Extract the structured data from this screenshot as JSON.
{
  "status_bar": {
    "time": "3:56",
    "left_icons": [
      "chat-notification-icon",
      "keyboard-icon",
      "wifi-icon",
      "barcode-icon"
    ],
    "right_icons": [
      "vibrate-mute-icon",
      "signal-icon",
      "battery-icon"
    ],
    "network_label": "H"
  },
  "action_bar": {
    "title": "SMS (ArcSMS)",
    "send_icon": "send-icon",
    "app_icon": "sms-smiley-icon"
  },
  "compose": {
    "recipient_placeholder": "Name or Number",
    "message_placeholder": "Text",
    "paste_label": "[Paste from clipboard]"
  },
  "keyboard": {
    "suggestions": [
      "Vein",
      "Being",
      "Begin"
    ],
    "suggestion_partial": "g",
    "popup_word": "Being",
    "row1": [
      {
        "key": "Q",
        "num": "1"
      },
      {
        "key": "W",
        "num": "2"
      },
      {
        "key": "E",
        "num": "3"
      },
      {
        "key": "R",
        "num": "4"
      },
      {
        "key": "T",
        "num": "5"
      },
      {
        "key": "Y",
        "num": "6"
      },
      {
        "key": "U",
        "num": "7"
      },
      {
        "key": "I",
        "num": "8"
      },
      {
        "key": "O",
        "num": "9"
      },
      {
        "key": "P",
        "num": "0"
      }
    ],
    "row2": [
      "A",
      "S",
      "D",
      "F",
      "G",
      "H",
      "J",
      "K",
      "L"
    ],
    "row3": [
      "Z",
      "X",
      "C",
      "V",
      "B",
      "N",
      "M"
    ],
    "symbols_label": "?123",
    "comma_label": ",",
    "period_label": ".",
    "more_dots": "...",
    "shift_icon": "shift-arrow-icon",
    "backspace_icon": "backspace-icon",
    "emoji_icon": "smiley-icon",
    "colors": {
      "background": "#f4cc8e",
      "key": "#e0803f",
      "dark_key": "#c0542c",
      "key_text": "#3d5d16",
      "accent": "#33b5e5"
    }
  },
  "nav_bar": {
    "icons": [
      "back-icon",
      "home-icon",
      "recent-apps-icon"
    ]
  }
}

##############################

**Challenge**
Exactly reproduce every line found in the records.

**Answer to the problem**
Extract the structured data from this screenshot as JSON.
{
  "status_bar": {
    "time": "3:56",
    "left_icons": [
      "chat-notification-icon",
      "keyboard-icon",
      "wifi-icon",
      "barcode-icon"
    ],
    "right_icons": [
      "vibrate-mute-icon",
      "signal-icon",
      "battery-icon"
    ],
    "network_label": "H"
  },
  "action_bar": {
    "title": "SMS (ArcSMS)",
    "send_icon": "send-icon",
    "app_icon": "sms-smiley-icon"
  },
  "compose": {
    "recipient_placeholder": "Name or Number",
    "message_placeholder": "Text",
    "paste_label": "[Paste from clipboard]"
  },
  "keyboard": {
    "suggestions": [
      "Vein",
      "Being",
      "Begin"
    ],
    "suggestion_partial": "g",
    "popup_word": "Being",
    "row1": [
      {
        "key": "Q",
        "num": "1"
      },
      {
        "key": "W",
        "num": "2"
      },
      {
        "key": "E",
        "num": "3"
      },
      {
        "key": "R",
        "num": "4"
      },
      {
        "key": "T",
        "num": "5"
      },
      {
        "key": "Y",
        "num": "6"
      },
      {
        "key": "U",
        "num": "7"
      },
      {
        "key": "I",
        "num": "8"
      },
      {
        "key": "O",
        "num": "9"
      },
      {
        "key": "P",
        "num": "0"
      }
    ],
    "row2": [
      "A",
      "S",
      "D",
      "F",
      "G",
      "H",
      "J",
      "K",
      "L"
    ],
    "row3": [
      "Z",
      "X",
      "C",
      "V",
      "B",
      "N",
      "M"
    ],
    "symbols_label": "?123",
    "comma_label": ",",
    "period_label": ".",
    "more_dots": "...",
    "shift_icon": "shift-arrow-icon",
    "backspace_icon": "backspace-icon",
    "emoji_icon": "smiley-icon",
    "colors": {
      "background": "#f4cc8e",
      "key": "#e0803f",
      "dark_key": "#c0542c",
      "key_text": "#3d5d16",
      "accent": "#33b5e5"
    }
  },
  "nav_bar": {
    "icons": [
      "back-icon",
      "home-icon",
      "recent-apps-icon"
    ]
  }
}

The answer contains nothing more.